8. An affidavit of Mr David Flemming was relied on, wherein he deposed that, notwithstanding that guarantees were given by Mr Sent and Mr Forshaw to secure the liabilities of Tabourne Pty Ltd, Mr O'Mahoney, an officer of First National, told Mr Flemming that if First National had to enter into possession of certain property assets and sell them as mortgagee in possession, it would cause First National great trouble and expense and crystallise far greater losses than would occur if they were sold by corporate entities associated with Mr Forshaw, Mr Sent and Mr Flemming.

9. Mr Flemming swears:

"Mr O'Mahoney told me that if the guarantors of the Tabourne
loan - Mr Forshaw, Mr Sent, Mr Stewart and myself - assisted
First National in selling the A.L. Stewart Group property
assets then First National would not call up those guarantees."

10. Later, he said that in a telephone conversation between Mr O'Mahoney and himself he informed Mr O'Mahoney that he was working very hard to sell the A.L. Stewart Group assets as he had promised he would and that he was incurring costs and expending considerable time and effort in doing this. He said:
"I told Mr O'Mahoney that the guarantors were unanimous in saying
that we did not want to be under a financial cloud. Mr
O'Mahoney told me that if the guarantors continued to assist
them in relation to the Louth action and the sell-down of
assets then they would not make a call on our guarantees. He
also told me that this agreement would not be documented."
And later:
"From the conduct and representations of both Mr Trevor Smith
and Mr O'Mahoney I formed the belief that no demands would
ever be made on the guarantors of the Tabourne loan if the
guarantors assisted First National in relation to the
prosecution of the Louth action and the sell-down of assets
of the A.L. Stewart Group."

11. He says further that on 3 August 1988 in the course of a meeting in Brisbane at which Mr Smith and Mr O'Mahoney, on behalf of First National, and Mr Flemming, Mr Stewart, Mr Forshaw and Mr Sent were present:
"I told Mr O'Mahoney that all of the guarantors of the
Tabourne loan were very concerned that we still had no
written acknowledgment in relation to the release of our
guarantees but were doing everything requested of us. Mr
Trevor Smith said that he understood our position but that
he could not make the decision to give us a written release.

Given task 1: Could you format the part of the listing that opens with the line containing "2, 616, 24]" and closes with the line containing "2, 394, 24]" as a Markdown table with columns Row and Entry, skipping any blank lines?
The passage on the Tabourne guarantees and the listing have no connection to each other.

Material to process:

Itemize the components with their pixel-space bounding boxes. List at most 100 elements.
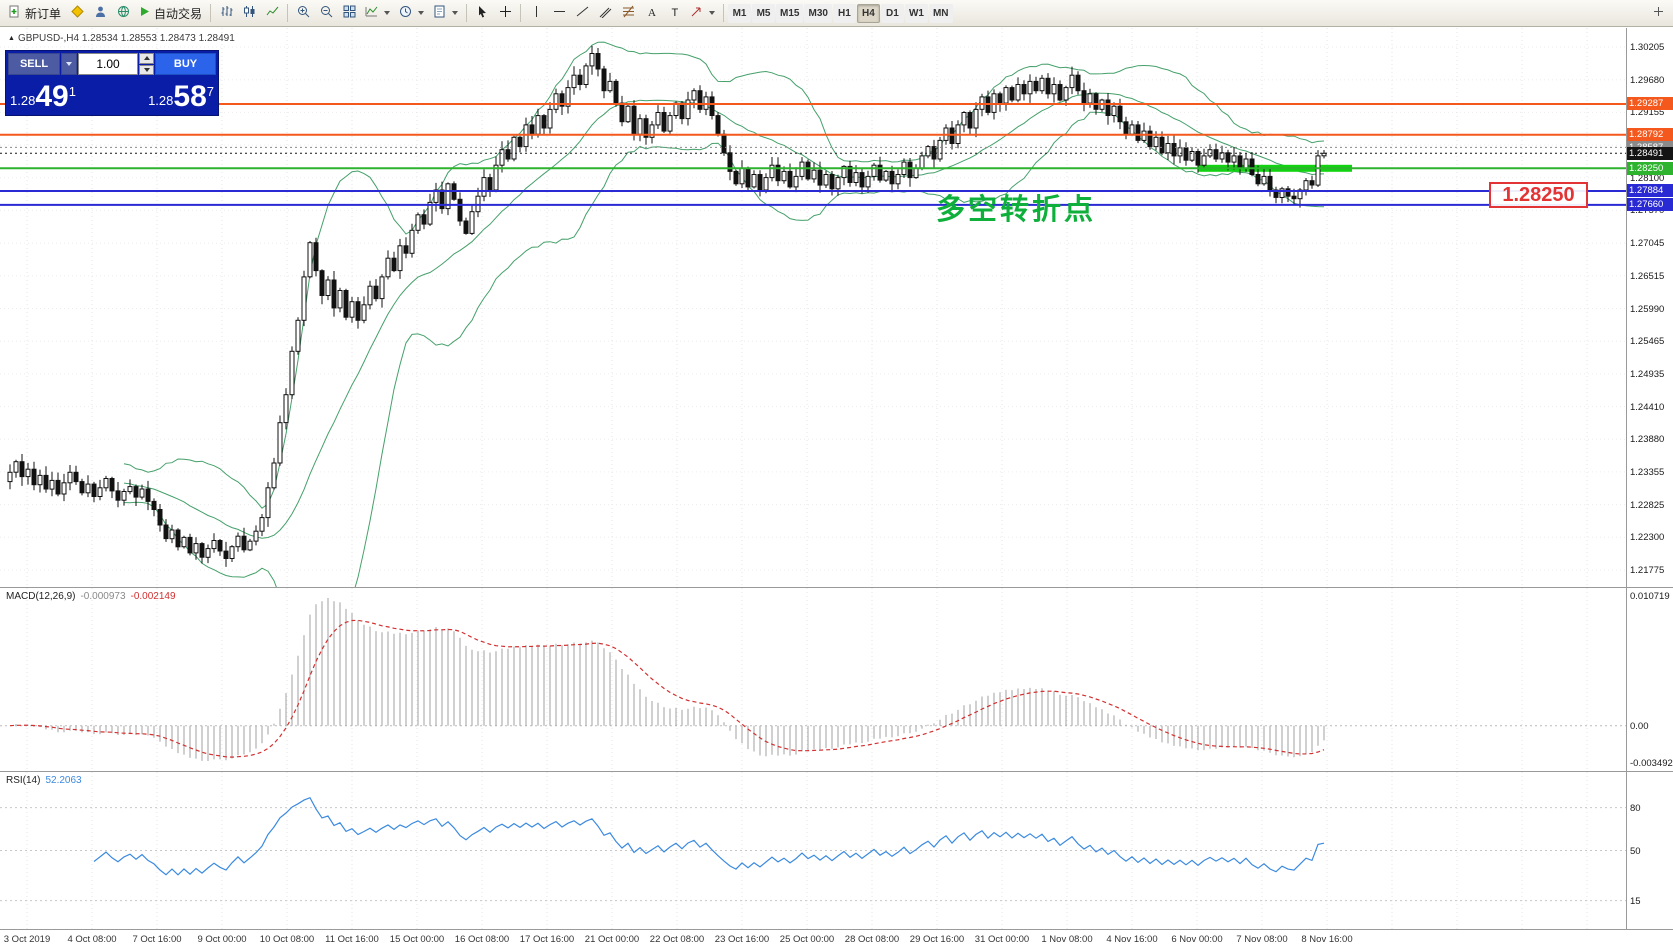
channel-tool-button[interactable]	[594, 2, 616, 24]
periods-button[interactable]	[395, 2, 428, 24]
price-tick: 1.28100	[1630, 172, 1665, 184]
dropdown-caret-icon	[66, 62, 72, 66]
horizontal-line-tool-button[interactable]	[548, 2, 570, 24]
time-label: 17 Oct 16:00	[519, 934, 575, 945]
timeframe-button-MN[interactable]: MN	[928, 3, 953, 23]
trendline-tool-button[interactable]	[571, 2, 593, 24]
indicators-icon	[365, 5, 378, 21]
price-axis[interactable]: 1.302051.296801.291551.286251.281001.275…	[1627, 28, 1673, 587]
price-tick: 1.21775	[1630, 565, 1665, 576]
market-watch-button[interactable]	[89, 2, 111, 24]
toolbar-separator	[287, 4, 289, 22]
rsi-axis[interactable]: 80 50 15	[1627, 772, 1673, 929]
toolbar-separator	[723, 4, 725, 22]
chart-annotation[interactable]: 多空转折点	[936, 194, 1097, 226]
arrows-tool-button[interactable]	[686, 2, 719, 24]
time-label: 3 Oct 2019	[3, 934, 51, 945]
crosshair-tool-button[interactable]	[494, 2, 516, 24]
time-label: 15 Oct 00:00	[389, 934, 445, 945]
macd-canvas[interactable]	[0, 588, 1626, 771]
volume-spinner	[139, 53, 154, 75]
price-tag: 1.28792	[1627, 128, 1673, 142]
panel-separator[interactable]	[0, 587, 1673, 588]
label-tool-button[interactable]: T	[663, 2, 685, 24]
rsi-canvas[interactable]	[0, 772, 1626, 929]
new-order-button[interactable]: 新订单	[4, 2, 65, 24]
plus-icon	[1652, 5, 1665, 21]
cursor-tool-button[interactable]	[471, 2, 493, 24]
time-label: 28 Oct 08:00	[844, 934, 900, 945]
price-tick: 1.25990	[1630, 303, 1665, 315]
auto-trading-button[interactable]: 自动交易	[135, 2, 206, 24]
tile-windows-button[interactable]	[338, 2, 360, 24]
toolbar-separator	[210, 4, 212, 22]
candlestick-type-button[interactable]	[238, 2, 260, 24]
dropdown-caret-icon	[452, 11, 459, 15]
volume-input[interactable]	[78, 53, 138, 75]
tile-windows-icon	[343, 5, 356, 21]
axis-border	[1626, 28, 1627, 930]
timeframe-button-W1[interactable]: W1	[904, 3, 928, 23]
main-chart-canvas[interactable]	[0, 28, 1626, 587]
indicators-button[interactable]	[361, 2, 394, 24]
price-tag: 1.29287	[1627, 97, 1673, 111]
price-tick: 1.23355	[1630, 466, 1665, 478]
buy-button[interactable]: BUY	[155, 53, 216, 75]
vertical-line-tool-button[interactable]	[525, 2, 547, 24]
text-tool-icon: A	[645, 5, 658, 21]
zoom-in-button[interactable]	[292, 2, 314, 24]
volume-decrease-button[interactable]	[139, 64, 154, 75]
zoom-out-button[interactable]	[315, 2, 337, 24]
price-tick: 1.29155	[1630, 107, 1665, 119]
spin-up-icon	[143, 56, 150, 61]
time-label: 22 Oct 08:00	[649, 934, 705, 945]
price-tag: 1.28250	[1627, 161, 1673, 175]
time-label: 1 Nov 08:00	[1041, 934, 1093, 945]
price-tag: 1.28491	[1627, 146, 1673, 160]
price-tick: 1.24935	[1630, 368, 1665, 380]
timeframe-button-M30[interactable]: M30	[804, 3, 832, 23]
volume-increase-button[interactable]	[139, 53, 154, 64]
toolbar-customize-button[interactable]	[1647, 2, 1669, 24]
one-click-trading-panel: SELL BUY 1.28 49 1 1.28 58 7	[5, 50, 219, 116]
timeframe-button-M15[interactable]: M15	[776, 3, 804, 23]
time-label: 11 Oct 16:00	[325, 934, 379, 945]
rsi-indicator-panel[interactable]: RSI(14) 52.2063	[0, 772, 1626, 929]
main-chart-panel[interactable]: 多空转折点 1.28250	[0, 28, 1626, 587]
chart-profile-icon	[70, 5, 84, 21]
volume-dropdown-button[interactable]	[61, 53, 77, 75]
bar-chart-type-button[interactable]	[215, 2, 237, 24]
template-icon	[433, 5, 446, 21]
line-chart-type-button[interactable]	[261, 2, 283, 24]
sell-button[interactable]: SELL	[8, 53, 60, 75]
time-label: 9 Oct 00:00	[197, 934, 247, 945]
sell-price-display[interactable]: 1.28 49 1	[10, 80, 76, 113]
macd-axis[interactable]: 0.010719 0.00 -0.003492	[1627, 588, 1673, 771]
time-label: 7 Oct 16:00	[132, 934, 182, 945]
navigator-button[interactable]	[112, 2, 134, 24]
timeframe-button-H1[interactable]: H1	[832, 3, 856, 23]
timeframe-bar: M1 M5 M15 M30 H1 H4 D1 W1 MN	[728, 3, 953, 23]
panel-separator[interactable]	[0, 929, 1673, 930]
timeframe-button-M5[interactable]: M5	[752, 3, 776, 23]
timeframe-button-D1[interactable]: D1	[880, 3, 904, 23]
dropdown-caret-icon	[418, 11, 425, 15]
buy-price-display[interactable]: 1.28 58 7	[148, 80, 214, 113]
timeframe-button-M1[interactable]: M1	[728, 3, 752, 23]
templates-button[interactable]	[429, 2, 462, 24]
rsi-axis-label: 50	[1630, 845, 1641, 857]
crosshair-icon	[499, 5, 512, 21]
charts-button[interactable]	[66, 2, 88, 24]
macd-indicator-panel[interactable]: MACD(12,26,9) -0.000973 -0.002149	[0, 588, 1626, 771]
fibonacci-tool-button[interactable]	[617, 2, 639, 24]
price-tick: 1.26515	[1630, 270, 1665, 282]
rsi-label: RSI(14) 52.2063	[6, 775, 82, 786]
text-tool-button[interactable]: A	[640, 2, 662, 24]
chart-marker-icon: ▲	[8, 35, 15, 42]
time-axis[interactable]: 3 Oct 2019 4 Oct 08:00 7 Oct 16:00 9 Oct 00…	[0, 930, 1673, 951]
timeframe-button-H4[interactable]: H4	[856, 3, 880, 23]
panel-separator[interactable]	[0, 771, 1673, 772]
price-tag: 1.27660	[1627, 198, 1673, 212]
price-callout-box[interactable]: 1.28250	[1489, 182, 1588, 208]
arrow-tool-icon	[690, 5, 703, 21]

Given task 2: What is the exact wording of the part of the passage on the Tabourne guarantees that opens with the words containing "11. He says" and closes with "a written release."?

Exercise response 1:
| Row | Entry |
|---|---|
| 1 | channel-tool-button[interactable]	[594, 2, 616, 24] |
| 2 | periods-button[interactable]	[395, 2, 428, 24] |
| 3 | price-tick: 1.28100	[1630, 172, 1665, 184] |
| 4 | dropdown-caret-icon	[66, 62, 72, 66] |
| 5 | horizontal-line-tool-button[interactable]	[548, 2, 570, 24] |
| 6 | time-label: 17 Oct 16:00	[519, 934, 575, 945] |
| 7 | timeframe-button-MN[interactable]: MN	[928, 3, 953, 23] |
| 8 | trendline-tool-button[interactable]	[571, 2, 593, 24] |
| 9 | indicators-icon	[365, 5, 378, 21] |
| 10 | price-axis[interactable]: 1.302051.296801.291551.286251.281001.275…	[1627, 28, 1673, 587] |
| 11 | price-tick: 1.21775	[1630, 565, 1665, 576] |
| 12 | market-watch-button[interactable]	[89, 2, 111, 24] |
| 13 | toolbar-separator	[287, 4, 289, 22] |
| 14 | rsi-axis[interactable]: 80 50 15	[1627, 772, 1673, 929] |
| 15 | toolbar-separator	[723, 4, 725, 22] |
| 16 | chart-annotation[interactable]: 多空转折点	[936, 194, 1097, 226] |
| 17 | arrows-tool-button[interactable]	[686, 2, 719, 24] |
| 18 | time-label: 3 Oct 2019	[3, 934, 51, 945] |
| 19 | crosshair-tool-button[interactable]	[494, 2, 516, 24] |
| 20 | time-label: 15 Oct 00:00	[389, 934, 445, 945] |
| 21 | macd-canvas[interactable]	[0, 588, 1626, 771] |
| 22 | volume-spinner	[139, 53, 154, 75] |
| 23 | price-tag: 1.28792	[1627, 128, 1673, 142] |
| 24 | panel-separator[interactable]	[0, 587, 1673, 588] |
| 25 | label-tool-button[interactable]: T	[663, 2, 685, 24] |
| 26 | rsi-canvas[interactable]	[0, 772, 1626, 929] |
| 27 | new-order-button[interactable]: 新订单	[4, 2, 65, 24] |
| 28 | plus-icon	[1652, 5, 1665, 21] |
| 29 | cursor-tool-button[interactable]	[471, 2, 493, 24] |
| 30 | time-label: 28 Oct 08:00	[844, 934, 900, 945] |
| 31 | price-tick: 1.25990	[1630, 303, 1665, 315] |
| 32 | auto-trading-button[interactable]: 自动交易	[135, 2, 206, 24] |
| 33 | tile-windows-button[interactable]	[338, 2, 360, 24] |
| 34 | toolbar-separator	[210, 4, 212, 22] |
| 35 | candlestick-type-button[interactable]	[238, 2, 260, 24] |
| 36 | dropdown-caret-icon	[452, 11, 459, 15] |
| 37 | volume-input[interactable]	[78, 53, 138, 75] |
| 38 | tile-windows-icon	[343, 5, 356, 21] |
| 39 | axis-border	[1626, 28, 1627, 930] |
| 40 | timeframe-button-W1[interactable]: W1	[904, 3, 928, 23] |
| 41 | main-chart-canvas[interactable]	[0, 28, 1626, 587] |
| 42 | indicators-button[interactable]	[361, 2, 394, 24] |

Exercise response 2:
11. He says further that on 3 August 1988 in the course of a meeting in Brisbane at which Mr Smith and Mr O'Mahoney, on behalf of First National, and Mr Flemming, Mr Stewart, Mr Forshaw and Mr Sent were present:
"I told Mr O'Mahoney that all of the guarantors of the
Tabourne loan were very concerned that we still had no
written acknowledgment in relation to the release of our
guarantees but were doing everything requested of us. Mr
Trevor Smith said that he understood our position but that
he could not make the decision to give us a written release.